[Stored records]
____________

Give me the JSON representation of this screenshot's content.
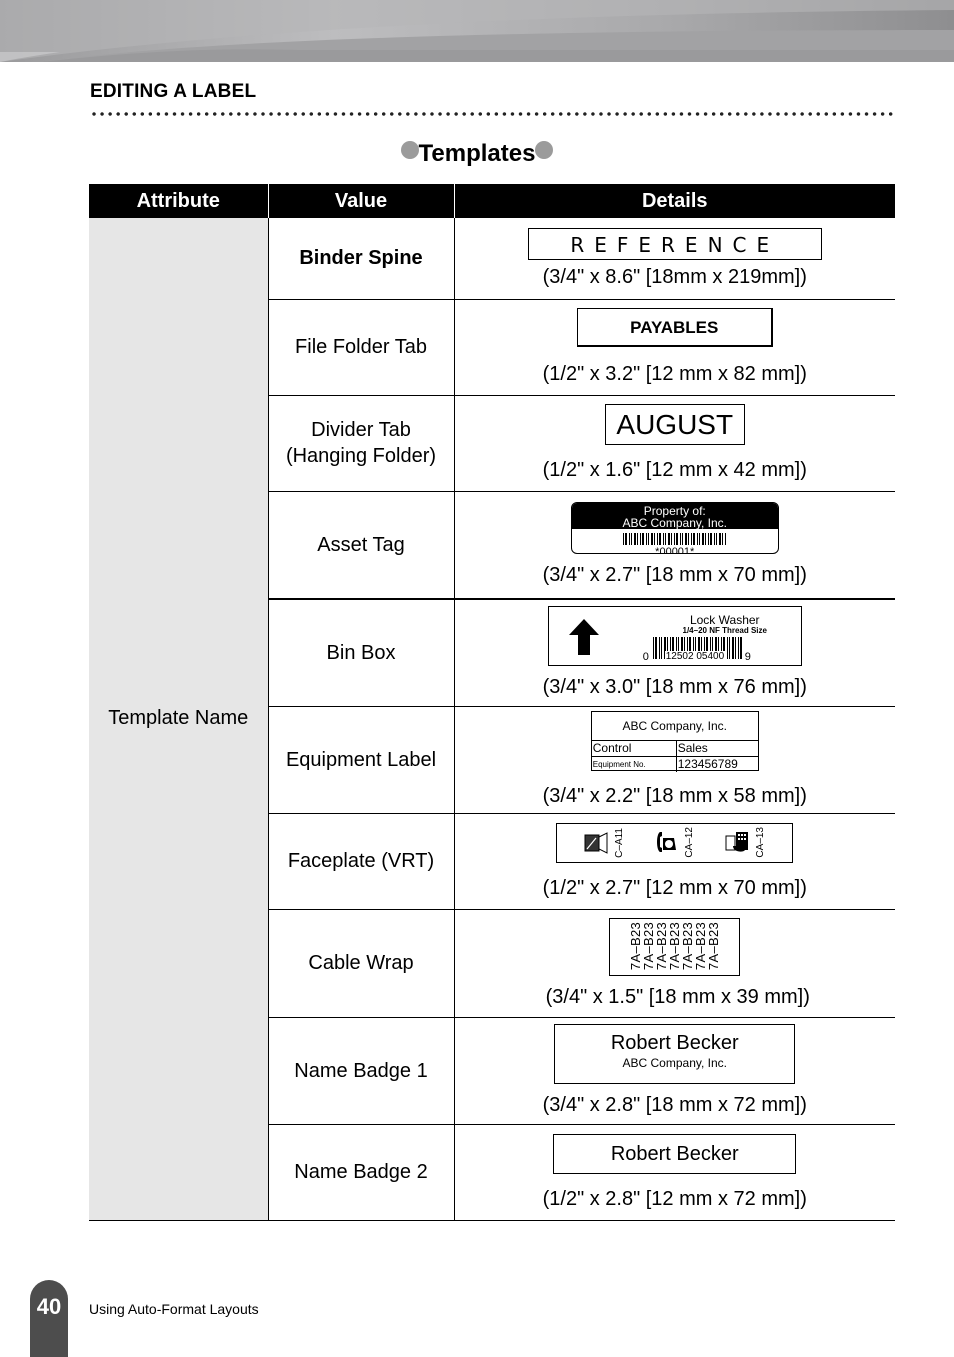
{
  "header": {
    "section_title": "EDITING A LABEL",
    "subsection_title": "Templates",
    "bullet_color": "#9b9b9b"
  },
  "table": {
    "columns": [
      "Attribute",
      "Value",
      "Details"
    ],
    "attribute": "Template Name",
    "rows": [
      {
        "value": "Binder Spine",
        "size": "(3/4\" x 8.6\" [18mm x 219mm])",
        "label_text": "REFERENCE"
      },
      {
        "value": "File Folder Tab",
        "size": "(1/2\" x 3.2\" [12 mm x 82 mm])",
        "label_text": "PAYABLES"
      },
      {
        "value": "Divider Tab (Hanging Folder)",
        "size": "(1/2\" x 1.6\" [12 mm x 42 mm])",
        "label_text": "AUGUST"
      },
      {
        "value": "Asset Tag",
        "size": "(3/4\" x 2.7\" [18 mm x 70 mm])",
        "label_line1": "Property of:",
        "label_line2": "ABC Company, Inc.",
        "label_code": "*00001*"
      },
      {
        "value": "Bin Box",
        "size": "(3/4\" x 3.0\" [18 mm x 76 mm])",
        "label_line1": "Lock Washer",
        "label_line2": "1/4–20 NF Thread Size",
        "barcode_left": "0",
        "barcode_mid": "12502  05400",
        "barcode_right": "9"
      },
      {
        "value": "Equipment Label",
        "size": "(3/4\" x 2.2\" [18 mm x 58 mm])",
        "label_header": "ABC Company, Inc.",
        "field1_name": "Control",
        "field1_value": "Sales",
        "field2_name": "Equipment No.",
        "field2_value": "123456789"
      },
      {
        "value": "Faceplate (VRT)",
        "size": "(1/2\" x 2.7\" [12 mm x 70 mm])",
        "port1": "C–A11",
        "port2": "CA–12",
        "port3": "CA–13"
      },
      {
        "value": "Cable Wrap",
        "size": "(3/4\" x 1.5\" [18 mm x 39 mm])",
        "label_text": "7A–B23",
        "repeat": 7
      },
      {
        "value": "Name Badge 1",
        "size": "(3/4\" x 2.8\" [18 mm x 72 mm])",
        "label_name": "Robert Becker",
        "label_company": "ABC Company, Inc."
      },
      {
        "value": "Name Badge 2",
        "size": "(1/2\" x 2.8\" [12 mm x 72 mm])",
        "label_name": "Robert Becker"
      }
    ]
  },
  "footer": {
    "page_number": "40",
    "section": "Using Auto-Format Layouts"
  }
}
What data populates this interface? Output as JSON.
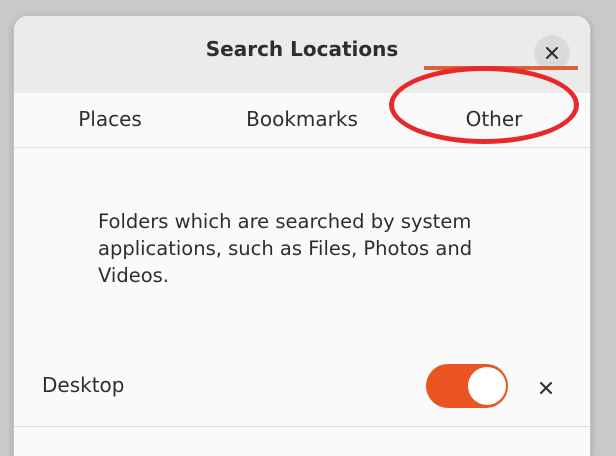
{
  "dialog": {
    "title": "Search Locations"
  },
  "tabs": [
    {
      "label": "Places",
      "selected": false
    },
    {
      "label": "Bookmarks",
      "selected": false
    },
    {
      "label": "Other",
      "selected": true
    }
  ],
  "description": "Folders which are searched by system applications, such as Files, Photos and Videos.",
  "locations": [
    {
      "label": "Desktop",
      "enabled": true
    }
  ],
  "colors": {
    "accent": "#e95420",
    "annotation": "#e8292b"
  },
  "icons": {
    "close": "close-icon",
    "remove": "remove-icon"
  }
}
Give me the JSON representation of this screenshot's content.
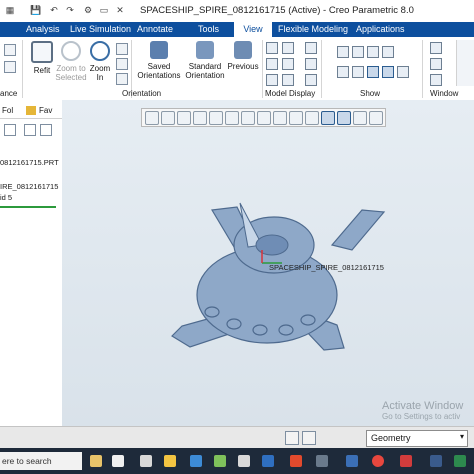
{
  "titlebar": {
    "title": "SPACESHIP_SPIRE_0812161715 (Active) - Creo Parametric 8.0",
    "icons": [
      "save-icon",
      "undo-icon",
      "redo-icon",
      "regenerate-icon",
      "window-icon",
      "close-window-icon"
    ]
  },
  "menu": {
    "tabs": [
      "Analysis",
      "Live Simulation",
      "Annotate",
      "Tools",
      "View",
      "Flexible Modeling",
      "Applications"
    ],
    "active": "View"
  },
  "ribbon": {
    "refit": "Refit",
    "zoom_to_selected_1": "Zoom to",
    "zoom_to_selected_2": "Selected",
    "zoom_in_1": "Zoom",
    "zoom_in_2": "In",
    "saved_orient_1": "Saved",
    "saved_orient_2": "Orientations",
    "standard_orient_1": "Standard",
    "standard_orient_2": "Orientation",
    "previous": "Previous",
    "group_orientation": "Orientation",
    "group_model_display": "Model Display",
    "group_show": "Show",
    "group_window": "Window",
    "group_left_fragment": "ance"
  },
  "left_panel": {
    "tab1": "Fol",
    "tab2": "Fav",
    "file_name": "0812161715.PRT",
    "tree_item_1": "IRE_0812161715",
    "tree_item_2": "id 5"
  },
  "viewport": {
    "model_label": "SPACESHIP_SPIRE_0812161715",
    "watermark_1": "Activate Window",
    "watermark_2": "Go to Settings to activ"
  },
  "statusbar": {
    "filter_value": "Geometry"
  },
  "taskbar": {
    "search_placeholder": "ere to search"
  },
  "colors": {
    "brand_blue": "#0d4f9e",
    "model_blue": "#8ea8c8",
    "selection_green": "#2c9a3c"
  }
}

____________

## Written instruction
Write out, please, the lines of the listing above from the one with "What data populates" through the very last, exactly as given and with no pictures.

## Full response
What data populates this interface? Output as JSON.
{
  "dialog": {
    "title": "Search Locations"
  },
  "tabs": [
    {
      "label": "Places",
      "selected": false
    },
    {
      "label": "Bookmarks",
      "selected": false
    },
    {
      "label": "Other",
      "selected": true
    }
  ],
  "description": "Folders which are searched by system applications, such as Files, Photos and Videos.",
  "locations": [
    {
      "label": "Desktop",
      "enabled": true
    }
  ],
  "colors": {
    "accent": "#e95420",
    "annotation": "#e8292b"
  },
  "icons": {
    "close": "close-icon",
    "remove": "remove-icon"
  }
}
Give me the JSON representation of this screenshot's content.
{
  "titlebar": {
    "title": "SPACESHIP_SPIRE_0812161715 (Active) - Creo Parametric 8.0",
    "icons": [
      "save-icon",
      "undo-icon",
      "redo-icon",
      "regenerate-icon",
      "window-icon",
      "close-window-icon"
    ]
  },
  "menu": {
    "tabs": [
      "Analysis",
      "Live Simulation",
      "Annotate",
      "Tools",
      "View",
      "Flexible Modeling",
      "Applications"
    ],
    "active": "View"
  },
  "ribbon": {
    "refit": "Refit",
    "zoom_to_selected_1": "Zoom to",
    "zoom_to_selected_2": "Selected",
    "zoom_in_1": "Zoom",
    "zoom_in_2": "In",
    "saved_orient_1": "Saved",
    "saved_orient_2": "Orientations",
    "standard_orient_1": "Standard",
    "standard_orient_2": "Orientation",
    "previous": "Previous",
    "group_orientation": "Orientation",
    "group_model_display": "Model Display",
    "group_show": "Show",
    "group_window": "Window",
    "group_left_fragment": "ance"
  },
  "left_panel": {
    "tab1": "Fol",
    "tab2": "Fav",
    "file_name": "0812161715.PRT",
    "tree_item_1": "IRE_0812161715",
    "tree_item_2": "id 5"
  },
  "viewport": {
    "model_label": "SPACESHIP_SPIRE_0812161715",
    "watermark_1": "Activate Window",
    "watermark_2": "Go to Settings to activ"
  },
  "statusbar": {
    "filter_value": "Geometry"
  },
  "taskbar": {
    "search_placeholder": "ere to search"
  },
  "colors": {
    "brand_blue": "#0d4f9e",
    "model_blue": "#8ea8c8",
    "selection_green": "#2c9a3c"
  }
}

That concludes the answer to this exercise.